» **The request**: Scan the data. Collect each line that contains the word "JSON".

» **Data lines**:
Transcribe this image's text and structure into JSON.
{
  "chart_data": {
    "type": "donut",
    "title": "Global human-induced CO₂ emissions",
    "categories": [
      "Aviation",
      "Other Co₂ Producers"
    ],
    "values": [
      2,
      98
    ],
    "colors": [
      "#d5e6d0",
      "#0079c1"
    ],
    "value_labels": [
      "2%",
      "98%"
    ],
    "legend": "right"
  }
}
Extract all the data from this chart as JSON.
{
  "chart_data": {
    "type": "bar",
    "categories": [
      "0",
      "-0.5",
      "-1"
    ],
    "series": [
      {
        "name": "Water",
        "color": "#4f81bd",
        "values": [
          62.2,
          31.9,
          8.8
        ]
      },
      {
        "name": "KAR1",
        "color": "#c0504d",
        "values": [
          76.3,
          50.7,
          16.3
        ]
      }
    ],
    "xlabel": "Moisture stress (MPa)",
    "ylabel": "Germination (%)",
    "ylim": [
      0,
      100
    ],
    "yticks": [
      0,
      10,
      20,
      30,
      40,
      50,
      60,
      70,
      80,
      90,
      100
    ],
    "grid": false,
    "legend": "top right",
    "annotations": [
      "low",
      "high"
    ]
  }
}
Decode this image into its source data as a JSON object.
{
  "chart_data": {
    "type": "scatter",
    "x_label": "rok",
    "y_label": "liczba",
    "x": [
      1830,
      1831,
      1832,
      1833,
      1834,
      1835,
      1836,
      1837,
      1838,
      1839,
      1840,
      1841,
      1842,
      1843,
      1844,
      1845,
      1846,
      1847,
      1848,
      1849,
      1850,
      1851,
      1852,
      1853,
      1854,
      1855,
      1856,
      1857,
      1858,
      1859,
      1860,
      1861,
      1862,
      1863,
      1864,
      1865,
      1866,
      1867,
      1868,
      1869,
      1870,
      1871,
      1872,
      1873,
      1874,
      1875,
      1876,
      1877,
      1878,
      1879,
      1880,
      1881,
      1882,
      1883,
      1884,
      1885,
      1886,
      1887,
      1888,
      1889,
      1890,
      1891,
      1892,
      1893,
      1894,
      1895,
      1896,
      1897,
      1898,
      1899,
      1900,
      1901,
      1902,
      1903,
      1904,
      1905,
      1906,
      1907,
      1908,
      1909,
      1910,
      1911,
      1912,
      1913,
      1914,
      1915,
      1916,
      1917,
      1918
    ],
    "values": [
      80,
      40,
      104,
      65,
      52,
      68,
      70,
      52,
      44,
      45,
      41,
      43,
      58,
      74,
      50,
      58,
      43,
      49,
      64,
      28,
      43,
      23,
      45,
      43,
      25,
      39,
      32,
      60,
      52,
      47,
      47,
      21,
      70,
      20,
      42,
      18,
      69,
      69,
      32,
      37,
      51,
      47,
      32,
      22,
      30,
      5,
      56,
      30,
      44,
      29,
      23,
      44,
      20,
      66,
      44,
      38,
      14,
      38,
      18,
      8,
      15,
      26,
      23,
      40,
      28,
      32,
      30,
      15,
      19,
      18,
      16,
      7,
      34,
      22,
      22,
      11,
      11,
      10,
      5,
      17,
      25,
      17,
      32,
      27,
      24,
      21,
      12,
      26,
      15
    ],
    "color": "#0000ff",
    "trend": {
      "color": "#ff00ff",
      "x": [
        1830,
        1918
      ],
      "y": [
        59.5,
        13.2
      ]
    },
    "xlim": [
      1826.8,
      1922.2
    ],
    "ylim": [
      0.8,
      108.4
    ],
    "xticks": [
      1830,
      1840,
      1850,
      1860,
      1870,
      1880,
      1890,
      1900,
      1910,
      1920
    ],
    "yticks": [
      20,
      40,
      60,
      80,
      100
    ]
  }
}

» **The answer**:
Transcribe this image's text and structure into JSON.
Extract all the data from this chart as JSON.
Decode this image into its source data as a JSON object.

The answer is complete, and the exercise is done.